> **Quoted passage**:
Content starts

I have no doubt the children have unwanted genetic changes in their body. We don’t know the consequences. In some sense, they’re unknowable; we’ve never been in this situation before. Those edits are all over the body, and we don’t know what it means for them, whether they are truly HIV-resistant. Some cells got the edits; other cells may not have, and the potentially harmful edits … could get passed on to the next generation if they have children. These are questions Jiankui didn’t think about when he was doing the editing.
Given the type of work that you do, had you heard about or interacted with Jiankui before Marchione reached out?
About a week after the news broke last year, a reporter asked me if I’d had any contact with Jiankui before. I hadn’t known who he was, but I did a search in my email, and I got a hit with his name. To make a long story short, about two years ago, his grad student had emailed me asking for help, advice, supplies, and tools made in my lab that would allow them to turn off PCSK9 in human embryos. I did not engage because I thought this type of gene editing was a bad idea. But he had seen my published work, which is in the public domain. When I realized this, I felt as bad as I had when I first read the manuscript in my office.
Jiankui’s intent with these twins was to turn off a gene, to prevent HIV from being able to take a foothold in the body. If you turn off this gene, many strains of HIV can’t really infect you. That was the rationale. About 1% of Europeans have this gene turned off naturally, and they’re resistant to HIV. His attempt was to turn off this gene and make the babies resistant to HIV.
But his original plan was not HIV. It was a gene called PCSK9, which can reduce the risk of heart attack when turned off. It’s also a gene I’d been working on in my lab, trying to turn off the gene in an adult liver to protect against cardiovascular disease. His original intent was to turn off PSCK9 in the embryo stage and protect the kids who were born from heart disease.
Why is what Jiankui did so bad?
He was running a clinical trial using experimental technology on unborn kids. There are a whole host of ethics violations. And now that this has been done, it’s going to be really hard to put the genie back in the bottle. A scientist in Russia has already publicly declared, very openly, wanting to do the same thing. He has said he’s already recruiting patients.
Where does your new book come into all of this?
The genesis of the book was partly therapy. I found myself caught up in this story in many ways. I’m probably more tied to this guy than almost anyone else in this field through no volition of my own. In explaining the whole backstory, I found myself telling the same story over and over. I started writing it down. I’d been taking notes all along because it felt so intensely personal.
In the book, I write about the events as they unfolded, my finding out that Jiankui was working on embryo editing, why any of this was possible. I also talk about my own experiences and research in the gene-editing field. It’s a first-person point of view. The second half of the book focuses on the gene-edited babies and if you’re going to do gene editing of embryos, what the potential uses might be. What would be legitimate medical uses and what would be more for enhancement?
It’s been a year since this played out. Has anything changed?
As far as we know, Jiankui is still under house arrest. Publicly, the last anyone heard from him was in January. Because of the backlash from this case, China has swung further than the U.S. toward stringently regulating gene editing. If you do any sort of genetic manipulation, and the person ends up with any kind of health problem, then you, the scientist or physician, are liable.

Content ends

> **Excerpted records**:
Content starts

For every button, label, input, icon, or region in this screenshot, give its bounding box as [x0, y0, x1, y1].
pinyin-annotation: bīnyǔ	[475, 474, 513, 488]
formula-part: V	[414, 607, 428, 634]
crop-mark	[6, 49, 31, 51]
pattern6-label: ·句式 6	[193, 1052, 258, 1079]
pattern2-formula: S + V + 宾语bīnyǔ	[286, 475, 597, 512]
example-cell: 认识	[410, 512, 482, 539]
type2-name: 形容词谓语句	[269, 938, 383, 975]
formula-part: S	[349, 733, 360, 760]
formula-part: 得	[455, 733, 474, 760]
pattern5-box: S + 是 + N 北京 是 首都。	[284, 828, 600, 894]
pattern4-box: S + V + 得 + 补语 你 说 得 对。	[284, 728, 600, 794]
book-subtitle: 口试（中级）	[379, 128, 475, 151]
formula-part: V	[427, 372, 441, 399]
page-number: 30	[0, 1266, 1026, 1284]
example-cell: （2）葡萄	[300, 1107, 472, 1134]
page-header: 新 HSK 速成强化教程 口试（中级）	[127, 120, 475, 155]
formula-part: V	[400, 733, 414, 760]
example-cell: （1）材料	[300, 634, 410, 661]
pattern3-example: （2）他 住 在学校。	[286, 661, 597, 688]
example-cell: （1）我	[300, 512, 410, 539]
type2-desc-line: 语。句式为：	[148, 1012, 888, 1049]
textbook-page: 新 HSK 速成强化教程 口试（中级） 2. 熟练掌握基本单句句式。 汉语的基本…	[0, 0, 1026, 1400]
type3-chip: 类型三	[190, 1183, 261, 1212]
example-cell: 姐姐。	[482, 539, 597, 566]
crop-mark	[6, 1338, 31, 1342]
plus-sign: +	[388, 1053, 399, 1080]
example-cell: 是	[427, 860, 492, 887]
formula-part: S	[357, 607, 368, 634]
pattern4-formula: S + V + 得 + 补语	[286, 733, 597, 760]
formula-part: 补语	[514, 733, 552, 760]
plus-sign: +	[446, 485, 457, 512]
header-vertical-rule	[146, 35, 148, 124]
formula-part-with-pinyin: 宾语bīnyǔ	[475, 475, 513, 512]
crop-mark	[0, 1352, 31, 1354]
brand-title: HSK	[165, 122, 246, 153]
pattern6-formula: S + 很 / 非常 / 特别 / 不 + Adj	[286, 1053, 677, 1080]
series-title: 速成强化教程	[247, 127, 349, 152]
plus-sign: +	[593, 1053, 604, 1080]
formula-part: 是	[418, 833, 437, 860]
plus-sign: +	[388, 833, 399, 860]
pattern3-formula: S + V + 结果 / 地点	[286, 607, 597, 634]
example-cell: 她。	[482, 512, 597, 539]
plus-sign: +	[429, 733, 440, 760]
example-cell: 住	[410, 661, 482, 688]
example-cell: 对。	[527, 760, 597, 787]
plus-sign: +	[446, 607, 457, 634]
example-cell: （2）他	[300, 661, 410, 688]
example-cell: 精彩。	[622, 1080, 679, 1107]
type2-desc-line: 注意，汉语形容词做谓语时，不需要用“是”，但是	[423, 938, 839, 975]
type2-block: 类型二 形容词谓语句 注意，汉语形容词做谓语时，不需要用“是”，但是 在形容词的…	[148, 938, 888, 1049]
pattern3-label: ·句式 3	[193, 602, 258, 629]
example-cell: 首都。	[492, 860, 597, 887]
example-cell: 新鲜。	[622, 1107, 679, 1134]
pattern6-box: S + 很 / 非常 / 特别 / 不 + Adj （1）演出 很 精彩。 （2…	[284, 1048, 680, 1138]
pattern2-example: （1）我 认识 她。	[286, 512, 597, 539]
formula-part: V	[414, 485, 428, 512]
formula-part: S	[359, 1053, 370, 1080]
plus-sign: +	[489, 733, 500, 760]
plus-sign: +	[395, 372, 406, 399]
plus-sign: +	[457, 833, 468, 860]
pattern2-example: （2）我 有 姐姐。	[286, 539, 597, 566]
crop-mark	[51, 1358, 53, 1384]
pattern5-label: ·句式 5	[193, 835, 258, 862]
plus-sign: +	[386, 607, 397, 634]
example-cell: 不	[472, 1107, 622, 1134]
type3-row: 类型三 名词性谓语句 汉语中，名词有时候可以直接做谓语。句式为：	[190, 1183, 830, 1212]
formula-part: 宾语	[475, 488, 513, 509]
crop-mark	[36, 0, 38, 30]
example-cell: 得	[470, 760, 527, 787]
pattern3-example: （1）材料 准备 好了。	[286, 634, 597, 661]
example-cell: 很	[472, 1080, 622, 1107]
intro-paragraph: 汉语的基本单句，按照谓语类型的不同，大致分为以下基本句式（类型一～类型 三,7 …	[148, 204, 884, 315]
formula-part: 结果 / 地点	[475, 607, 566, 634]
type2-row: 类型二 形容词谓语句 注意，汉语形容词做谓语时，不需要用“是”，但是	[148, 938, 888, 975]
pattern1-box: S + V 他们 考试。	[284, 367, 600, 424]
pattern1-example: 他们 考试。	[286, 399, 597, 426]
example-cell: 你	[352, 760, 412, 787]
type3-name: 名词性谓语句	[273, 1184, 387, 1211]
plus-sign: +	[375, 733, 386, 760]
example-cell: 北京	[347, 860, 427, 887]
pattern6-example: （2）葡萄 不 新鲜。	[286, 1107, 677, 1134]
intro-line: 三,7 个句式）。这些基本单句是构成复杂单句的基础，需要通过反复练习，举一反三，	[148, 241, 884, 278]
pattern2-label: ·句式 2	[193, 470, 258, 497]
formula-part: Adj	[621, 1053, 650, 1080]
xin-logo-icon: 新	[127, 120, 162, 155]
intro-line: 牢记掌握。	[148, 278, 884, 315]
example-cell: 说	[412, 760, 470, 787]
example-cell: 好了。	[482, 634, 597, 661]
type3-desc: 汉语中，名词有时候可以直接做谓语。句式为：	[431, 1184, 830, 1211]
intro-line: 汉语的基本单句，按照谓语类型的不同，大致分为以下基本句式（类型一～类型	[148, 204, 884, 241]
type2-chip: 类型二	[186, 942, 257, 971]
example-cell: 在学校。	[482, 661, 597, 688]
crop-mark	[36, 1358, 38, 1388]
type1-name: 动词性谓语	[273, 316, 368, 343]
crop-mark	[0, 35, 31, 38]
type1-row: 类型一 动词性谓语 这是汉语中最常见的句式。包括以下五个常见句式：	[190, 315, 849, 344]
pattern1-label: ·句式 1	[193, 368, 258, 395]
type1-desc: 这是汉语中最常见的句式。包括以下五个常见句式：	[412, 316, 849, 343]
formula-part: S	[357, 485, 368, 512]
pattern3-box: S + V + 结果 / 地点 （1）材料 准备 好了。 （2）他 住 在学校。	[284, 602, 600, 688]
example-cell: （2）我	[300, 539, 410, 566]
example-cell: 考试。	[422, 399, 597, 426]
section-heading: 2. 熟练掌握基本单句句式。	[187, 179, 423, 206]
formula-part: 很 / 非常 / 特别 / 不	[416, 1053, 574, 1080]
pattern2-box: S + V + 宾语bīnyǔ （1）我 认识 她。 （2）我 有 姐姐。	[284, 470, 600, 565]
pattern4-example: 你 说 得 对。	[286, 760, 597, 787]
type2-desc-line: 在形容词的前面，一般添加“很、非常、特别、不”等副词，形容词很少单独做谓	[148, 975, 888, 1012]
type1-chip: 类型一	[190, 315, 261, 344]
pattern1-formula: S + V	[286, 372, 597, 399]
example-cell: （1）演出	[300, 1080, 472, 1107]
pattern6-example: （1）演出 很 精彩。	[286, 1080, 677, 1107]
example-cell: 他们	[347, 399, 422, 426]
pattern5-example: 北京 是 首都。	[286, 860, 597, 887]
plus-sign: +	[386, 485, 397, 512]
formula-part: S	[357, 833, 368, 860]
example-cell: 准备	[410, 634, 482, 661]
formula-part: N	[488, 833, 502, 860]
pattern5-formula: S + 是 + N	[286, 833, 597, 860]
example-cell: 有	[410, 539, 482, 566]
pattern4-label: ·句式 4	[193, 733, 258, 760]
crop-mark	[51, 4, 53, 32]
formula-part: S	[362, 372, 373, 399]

Content ends

> **Study questions**:
1/ Rewrite the paragraph of the interview that begins "About a week after the news broke" as a short bulleted list that keeps its main facts.
2/ Transcribe a passage from the interview, beginning at the words "But his original" and stopping after "from heart disease.".
The items above are separate material with no connection to the interview.

> **Per-task answers**:
1/
- About a week after the news broke, a reporter asked whether I'd had any earlier contact with Jiankui.
- I hadn't known who he was, but a search of my email turned up his name.
- About two years earlier, his grad student had emailed me asking for help, advice, supplies, and tools from my lab to turn off PCSK9 in human embryos.
- I didn't engage because I thought this type of gene editing was a bad idea.
- He had seen my published work, which is in the public domain.
- Realizing this made me feel as bad as I had when I first read the manuscript in my office.

2/
But his original plan was not HIV. It was a gene called PCSK9, which can reduce the risk of heart attack when turned off. It’s also a gene I’d been working on in my lab, trying to turn off the gene in an adult liver to protect against cardiovascular disease. His original intent was to turn off PSCK9 in the embryo stage and protect the kids who were born from heart disease.